◆ DATA EXCERPTS:
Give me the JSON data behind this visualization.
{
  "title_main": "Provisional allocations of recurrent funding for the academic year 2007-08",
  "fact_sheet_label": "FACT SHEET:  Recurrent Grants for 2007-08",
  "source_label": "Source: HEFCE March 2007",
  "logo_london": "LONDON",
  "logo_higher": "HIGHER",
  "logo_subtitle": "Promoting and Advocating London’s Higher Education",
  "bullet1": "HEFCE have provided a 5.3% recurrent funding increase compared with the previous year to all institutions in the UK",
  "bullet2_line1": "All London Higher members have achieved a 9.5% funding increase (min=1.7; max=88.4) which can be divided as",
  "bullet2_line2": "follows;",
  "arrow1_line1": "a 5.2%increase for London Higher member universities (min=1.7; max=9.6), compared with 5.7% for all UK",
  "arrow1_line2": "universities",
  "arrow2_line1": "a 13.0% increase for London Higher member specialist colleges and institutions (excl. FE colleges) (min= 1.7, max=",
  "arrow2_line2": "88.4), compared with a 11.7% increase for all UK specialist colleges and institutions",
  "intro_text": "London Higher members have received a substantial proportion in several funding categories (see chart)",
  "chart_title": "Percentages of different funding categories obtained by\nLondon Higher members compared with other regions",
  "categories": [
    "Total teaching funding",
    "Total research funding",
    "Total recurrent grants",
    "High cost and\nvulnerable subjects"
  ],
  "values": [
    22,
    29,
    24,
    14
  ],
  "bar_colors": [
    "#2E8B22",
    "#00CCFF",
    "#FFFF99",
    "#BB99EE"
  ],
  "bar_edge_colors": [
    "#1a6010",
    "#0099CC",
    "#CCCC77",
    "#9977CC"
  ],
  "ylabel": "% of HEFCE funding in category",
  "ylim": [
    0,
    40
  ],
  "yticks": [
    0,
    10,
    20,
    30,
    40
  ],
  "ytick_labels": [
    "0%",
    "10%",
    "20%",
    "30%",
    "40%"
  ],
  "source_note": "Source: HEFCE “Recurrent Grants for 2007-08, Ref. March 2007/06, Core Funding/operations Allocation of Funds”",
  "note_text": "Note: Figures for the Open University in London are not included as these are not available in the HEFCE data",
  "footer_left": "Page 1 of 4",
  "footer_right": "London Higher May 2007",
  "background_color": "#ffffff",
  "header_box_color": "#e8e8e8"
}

◆ THE TASK: Your task is to print the whole listing again exactly.

◆ OUTPUT BELOW:
Give me the JSON data behind this visualization.
{
  "title_main": "Provisional allocations of recurrent funding for the academic year 2007-08",
  "fact_sheet_label": "FACT SHEET:  Recurrent Grants for 2007-08",
  "source_label": "Source: HEFCE March 2007",
  "logo_london": "LONDON",
  "logo_higher": "HIGHER",
  "logo_subtitle": "Promoting and Advocating London’s Higher Education",
  "bullet1": "HEFCE have provided a 5.3% recurrent funding increase compared with the previous year to all institutions in the UK",
  "bullet2_line1": "All London Higher members have achieved a 9.5% funding increase (min=1.7; max=88.4) which can be divided as",
  "bullet2_line2": "follows;",
  "arrow1_line1": "a 5.2%increase for London Higher member universities (min=1.7; max=9.6), compared with 5.7% for all UK",
  "arrow1_line2": "universities",
  "arrow2_line1": "a 13.0% increase for London Higher member specialist colleges and institutions (excl. FE colleges) (min= 1.7, max=",
  "arrow2_line2": "88.4), compared with a 11.7% increase for all UK specialist colleges and institutions",
  "intro_text": "London Higher members have received a substantial proportion in several funding categories (see chart)",
  "chart_title": "Percentages of different funding categories obtained by\nLondon Higher members compared with other regions",
  "categories": [
    "Total teaching funding",
    "Total research funding",
    "Total recurrent grants",
    "High cost and\nvulnerable subjects"
  ],
  "values": [
    22,
    29,
    24,
    14
  ],
  "bar_colors": [
    "#2E8B22",
    "#00CCFF",
    "#FFFF99",
    "#BB99EE"
  ],
  "bar_edge_colors": [
    "#1a6010",
    "#0099CC",
    "#CCCC77",
    "#9977CC"
  ],
  "ylabel": "% of HEFCE funding in category",
  "ylim": [
    0,
    40
  ],
  "yticks": [
    0,
    10,
    20,
    30,
    40
  ],
  "ytick_labels": [
    "0%",
    "10%",
    "20%",
    "30%",
    "40%"
  ],
  "source_note": "Source: HEFCE “Recurrent Grants for 2007-08, Ref. March 2007/06, Core Funding/operations Allocation of Funds”",
  "note_text": "Note: Figures for the Open University in London are not included as these are not available in the HEFCE data",
  "footer_left": "Page 1 of 4",
  "footer_right": "London Higher May 2007",
  "background_color": "#ffffff",
  "header_box_color": "#e8e8e8"
}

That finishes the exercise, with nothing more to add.